--- INSTRUCTION ---
Pick out each line below containing "number".

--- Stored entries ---

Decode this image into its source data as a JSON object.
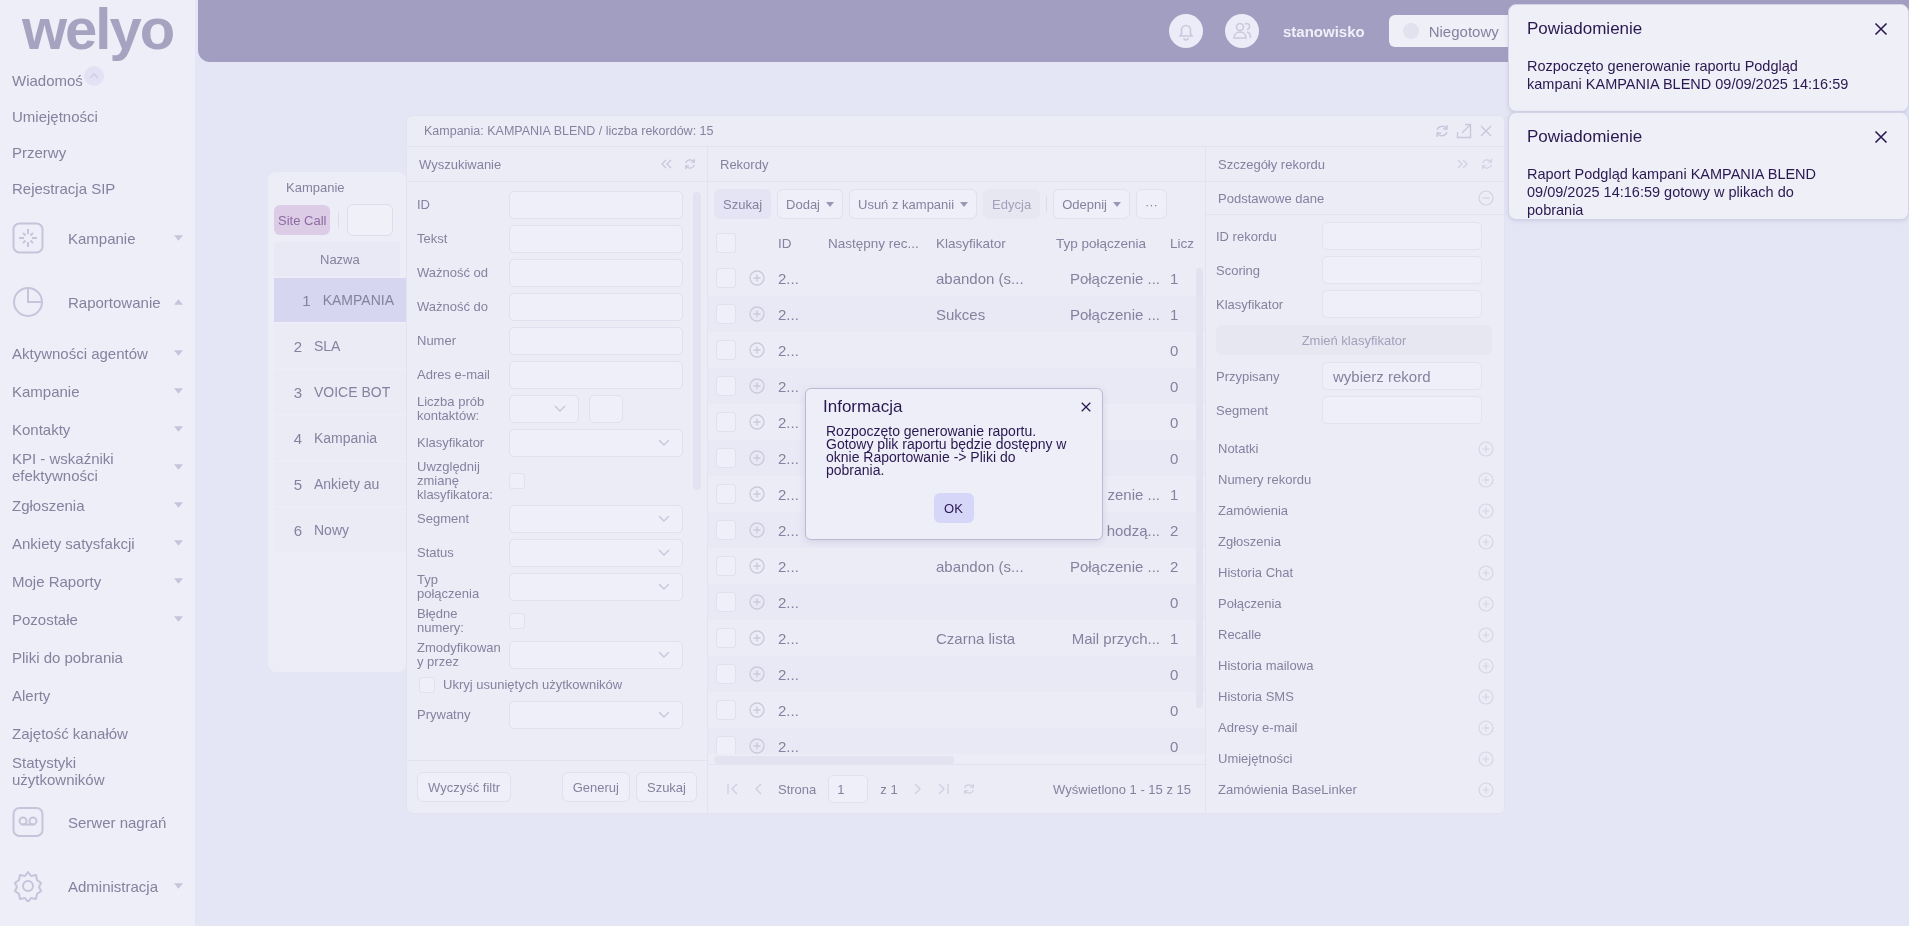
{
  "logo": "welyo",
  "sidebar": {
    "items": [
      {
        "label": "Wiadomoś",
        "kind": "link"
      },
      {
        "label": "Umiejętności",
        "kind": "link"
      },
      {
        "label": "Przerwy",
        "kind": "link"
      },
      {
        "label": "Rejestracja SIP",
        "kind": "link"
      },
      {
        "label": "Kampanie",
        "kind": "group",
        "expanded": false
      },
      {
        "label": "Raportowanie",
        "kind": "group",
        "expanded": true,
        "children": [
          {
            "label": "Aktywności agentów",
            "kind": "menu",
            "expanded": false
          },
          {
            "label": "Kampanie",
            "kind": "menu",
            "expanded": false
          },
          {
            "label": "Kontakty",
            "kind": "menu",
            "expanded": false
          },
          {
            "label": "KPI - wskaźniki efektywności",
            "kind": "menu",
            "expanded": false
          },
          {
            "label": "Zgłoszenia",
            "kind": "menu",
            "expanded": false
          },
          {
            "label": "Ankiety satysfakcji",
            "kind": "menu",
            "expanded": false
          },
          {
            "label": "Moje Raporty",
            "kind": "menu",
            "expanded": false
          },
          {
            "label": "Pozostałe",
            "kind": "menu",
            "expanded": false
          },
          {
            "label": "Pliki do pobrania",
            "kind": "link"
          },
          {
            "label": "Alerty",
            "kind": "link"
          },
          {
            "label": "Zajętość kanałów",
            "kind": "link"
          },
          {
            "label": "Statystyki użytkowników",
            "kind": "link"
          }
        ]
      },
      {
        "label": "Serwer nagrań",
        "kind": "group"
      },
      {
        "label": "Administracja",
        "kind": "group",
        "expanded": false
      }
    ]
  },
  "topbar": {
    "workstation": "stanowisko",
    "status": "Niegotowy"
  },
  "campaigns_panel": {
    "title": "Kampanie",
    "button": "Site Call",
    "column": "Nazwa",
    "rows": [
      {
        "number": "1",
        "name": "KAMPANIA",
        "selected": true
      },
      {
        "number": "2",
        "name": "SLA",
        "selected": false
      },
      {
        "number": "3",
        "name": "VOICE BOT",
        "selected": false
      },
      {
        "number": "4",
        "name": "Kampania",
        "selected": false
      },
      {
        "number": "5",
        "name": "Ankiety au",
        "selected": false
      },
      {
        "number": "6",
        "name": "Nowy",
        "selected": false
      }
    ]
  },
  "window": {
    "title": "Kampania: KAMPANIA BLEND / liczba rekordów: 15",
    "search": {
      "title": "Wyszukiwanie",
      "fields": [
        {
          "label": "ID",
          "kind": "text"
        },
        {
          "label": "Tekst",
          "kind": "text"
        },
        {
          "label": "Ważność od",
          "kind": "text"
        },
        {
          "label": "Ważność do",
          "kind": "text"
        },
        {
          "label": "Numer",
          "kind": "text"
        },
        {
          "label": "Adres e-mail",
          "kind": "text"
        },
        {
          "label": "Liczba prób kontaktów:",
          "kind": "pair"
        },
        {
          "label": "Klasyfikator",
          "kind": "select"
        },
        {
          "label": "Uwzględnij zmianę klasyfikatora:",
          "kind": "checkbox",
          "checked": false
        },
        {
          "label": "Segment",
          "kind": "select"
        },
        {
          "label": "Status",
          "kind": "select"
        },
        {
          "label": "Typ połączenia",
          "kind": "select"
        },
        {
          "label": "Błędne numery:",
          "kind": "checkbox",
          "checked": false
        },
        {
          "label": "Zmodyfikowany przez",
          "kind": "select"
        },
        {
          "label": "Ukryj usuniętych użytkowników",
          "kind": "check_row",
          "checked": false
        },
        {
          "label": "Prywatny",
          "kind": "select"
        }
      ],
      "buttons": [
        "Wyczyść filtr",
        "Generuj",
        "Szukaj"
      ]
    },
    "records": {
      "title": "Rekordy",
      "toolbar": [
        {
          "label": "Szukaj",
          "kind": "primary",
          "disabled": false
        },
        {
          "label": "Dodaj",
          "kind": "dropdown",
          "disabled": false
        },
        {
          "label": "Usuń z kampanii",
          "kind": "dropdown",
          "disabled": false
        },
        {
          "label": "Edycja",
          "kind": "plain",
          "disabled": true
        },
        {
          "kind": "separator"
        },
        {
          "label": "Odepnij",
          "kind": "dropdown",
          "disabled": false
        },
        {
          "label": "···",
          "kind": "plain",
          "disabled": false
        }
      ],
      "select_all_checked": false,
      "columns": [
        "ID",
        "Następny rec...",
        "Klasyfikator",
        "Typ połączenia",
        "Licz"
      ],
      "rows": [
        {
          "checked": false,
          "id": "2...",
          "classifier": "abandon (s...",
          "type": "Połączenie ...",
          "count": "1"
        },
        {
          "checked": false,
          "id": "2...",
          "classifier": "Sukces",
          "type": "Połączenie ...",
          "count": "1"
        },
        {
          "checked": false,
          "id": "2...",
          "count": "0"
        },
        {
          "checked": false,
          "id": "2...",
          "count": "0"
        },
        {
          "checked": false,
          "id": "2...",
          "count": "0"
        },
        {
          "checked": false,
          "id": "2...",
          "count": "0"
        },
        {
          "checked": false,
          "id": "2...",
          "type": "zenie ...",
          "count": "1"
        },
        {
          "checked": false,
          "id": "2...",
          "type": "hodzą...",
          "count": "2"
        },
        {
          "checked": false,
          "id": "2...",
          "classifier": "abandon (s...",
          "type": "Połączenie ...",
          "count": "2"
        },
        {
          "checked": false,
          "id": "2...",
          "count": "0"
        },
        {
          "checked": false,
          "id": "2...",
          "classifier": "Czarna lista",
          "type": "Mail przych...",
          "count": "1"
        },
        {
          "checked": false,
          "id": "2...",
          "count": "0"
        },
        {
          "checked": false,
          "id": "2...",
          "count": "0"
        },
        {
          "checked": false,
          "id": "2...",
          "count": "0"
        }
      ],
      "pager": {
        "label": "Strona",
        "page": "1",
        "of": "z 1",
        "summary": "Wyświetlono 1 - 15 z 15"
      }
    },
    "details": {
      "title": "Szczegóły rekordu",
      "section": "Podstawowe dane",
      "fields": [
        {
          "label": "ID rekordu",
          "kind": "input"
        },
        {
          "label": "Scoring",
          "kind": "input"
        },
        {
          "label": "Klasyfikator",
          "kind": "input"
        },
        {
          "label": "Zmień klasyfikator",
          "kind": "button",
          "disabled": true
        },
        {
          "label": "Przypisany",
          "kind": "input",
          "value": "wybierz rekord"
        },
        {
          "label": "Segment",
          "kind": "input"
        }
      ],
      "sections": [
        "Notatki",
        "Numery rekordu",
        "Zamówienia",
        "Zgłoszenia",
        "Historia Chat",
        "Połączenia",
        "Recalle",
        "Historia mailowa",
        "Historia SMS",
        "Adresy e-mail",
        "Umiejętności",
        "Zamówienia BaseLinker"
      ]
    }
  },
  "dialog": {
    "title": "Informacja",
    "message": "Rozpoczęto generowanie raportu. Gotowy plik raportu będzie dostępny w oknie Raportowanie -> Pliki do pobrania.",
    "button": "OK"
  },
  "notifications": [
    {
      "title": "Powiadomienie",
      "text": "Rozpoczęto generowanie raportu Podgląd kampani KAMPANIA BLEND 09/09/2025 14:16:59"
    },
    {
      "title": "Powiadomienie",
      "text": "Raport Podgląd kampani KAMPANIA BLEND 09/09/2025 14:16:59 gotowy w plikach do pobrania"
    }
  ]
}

---

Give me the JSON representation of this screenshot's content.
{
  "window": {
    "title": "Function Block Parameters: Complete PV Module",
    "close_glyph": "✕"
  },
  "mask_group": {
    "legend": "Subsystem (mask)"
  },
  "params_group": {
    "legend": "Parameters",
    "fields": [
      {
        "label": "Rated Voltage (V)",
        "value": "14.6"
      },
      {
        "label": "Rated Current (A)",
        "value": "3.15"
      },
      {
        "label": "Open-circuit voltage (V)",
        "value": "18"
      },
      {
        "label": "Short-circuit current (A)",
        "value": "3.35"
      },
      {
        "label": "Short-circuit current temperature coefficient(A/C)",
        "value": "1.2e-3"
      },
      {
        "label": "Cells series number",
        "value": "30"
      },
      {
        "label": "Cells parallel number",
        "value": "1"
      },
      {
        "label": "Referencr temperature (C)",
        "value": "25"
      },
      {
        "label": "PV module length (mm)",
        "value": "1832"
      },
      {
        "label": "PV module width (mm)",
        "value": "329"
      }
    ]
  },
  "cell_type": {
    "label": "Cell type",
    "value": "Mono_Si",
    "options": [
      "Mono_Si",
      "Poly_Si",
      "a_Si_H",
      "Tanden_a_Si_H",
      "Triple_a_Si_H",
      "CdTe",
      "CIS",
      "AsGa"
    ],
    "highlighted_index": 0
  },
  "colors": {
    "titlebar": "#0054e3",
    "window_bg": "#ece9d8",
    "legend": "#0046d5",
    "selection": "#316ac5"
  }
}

--- FINISHED ANSWER ---
        "number": "1",
        "number": "2",
        "number": "3",
        "number": "4",
        "number": "5",
        "number": "6",
        "label": "Cells series number",
        "label": "Cells parallel number",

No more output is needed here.